Records from a dataset:
--------------------------------------------------

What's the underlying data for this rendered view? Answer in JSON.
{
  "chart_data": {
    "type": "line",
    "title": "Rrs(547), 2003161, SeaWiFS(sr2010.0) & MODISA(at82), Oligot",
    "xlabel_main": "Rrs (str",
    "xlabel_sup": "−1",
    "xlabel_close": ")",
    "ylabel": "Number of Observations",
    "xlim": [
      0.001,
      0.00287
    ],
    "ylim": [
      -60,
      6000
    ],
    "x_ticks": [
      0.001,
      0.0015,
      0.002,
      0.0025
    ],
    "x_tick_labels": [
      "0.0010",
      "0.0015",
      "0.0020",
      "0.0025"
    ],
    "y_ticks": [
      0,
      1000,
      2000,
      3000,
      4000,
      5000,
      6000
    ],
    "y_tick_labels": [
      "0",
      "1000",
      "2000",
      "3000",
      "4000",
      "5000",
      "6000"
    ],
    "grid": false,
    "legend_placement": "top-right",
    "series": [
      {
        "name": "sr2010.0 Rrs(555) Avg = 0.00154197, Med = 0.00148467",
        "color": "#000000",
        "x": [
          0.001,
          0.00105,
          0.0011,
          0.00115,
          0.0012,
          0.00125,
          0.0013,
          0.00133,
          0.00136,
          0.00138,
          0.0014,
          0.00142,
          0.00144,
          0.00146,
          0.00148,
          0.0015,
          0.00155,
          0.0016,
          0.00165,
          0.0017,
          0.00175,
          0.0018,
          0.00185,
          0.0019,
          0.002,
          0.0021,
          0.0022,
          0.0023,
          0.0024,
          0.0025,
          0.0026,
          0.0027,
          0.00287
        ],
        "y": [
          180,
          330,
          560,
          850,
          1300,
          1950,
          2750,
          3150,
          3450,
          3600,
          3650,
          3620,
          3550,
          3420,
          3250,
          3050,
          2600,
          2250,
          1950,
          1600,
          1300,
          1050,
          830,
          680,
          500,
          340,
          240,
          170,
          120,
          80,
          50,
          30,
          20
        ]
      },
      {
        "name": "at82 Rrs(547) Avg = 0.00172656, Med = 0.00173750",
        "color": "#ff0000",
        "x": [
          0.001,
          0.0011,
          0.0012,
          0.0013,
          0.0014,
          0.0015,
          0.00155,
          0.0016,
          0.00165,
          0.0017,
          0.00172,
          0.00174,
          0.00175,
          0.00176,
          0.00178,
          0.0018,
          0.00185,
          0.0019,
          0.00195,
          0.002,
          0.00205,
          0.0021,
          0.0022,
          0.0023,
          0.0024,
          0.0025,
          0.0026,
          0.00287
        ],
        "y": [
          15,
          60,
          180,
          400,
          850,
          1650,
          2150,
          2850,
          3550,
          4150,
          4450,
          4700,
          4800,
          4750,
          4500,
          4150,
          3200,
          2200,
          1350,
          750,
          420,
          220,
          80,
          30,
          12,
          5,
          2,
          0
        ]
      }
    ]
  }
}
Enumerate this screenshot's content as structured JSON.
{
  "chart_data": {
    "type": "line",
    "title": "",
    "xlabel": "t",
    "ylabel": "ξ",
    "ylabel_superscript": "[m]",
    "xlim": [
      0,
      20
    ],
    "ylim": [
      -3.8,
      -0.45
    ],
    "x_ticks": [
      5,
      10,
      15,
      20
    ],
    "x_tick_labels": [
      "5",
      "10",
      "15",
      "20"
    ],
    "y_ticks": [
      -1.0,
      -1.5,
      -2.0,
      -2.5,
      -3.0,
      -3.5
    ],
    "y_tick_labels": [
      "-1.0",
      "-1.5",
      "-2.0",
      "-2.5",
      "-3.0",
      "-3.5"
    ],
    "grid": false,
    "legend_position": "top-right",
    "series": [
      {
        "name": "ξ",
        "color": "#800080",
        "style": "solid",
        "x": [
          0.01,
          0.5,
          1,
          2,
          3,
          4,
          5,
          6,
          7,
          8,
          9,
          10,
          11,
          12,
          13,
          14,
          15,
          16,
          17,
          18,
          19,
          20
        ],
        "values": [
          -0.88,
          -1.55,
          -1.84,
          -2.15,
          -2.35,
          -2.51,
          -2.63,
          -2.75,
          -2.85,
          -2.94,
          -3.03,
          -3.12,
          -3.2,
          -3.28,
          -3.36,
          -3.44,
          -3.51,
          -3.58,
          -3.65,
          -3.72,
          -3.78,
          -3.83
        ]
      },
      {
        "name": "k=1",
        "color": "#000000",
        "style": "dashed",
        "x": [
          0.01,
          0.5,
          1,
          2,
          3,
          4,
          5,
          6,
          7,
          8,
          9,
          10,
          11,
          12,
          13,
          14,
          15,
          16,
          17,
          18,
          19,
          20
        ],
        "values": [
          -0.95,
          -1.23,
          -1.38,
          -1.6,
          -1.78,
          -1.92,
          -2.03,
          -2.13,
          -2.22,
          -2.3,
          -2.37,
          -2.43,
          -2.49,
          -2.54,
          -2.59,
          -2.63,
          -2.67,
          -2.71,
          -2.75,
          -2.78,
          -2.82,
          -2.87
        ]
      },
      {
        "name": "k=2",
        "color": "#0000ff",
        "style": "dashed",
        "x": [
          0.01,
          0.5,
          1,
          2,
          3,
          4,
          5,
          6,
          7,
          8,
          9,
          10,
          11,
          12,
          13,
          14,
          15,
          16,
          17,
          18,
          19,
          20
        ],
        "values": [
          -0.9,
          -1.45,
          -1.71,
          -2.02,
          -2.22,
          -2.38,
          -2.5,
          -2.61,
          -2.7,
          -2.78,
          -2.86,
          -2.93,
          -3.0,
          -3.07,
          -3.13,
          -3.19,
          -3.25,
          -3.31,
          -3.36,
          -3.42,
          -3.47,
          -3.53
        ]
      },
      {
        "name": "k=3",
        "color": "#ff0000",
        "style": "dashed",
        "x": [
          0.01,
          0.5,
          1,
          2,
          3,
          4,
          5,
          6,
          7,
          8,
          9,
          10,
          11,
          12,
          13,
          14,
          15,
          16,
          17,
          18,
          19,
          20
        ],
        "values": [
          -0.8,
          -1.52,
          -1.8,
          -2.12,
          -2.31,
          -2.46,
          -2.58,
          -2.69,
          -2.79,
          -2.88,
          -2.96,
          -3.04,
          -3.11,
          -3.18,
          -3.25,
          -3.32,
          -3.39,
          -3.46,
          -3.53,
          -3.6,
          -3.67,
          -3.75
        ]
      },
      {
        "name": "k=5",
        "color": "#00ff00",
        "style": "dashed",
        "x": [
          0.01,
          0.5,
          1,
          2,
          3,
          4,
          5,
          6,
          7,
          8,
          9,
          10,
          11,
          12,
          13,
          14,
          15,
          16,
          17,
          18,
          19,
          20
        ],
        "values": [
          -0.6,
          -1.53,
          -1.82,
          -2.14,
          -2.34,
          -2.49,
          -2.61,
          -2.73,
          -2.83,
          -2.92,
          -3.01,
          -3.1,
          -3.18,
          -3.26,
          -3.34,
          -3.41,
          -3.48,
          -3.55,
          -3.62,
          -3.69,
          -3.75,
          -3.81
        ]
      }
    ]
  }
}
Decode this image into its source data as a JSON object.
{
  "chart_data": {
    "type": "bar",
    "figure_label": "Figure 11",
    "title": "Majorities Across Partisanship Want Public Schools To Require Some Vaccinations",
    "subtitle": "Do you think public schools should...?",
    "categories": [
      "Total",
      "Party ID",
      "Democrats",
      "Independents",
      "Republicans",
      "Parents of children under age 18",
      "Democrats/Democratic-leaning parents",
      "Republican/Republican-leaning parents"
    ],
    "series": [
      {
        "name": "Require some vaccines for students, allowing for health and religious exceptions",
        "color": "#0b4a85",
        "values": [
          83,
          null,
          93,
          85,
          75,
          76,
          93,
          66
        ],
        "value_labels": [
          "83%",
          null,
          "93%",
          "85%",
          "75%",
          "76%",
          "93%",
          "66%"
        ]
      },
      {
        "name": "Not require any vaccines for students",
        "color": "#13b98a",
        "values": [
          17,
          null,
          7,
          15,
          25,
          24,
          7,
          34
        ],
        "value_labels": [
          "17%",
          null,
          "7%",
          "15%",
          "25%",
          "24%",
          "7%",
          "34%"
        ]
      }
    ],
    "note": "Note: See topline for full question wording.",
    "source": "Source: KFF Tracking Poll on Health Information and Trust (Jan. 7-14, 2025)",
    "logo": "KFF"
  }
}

--------------------------------------------------

» WHAT YOU NEED TO DO:
Pick out the lines containing the string "JSON".

» RESPONSE TO THIS TASK:
What's the underlying data for this rendered view? Answer in JSON.
Enumerate this screenshot's content as structured JSON.
Decode this image into its source data as a JSON object.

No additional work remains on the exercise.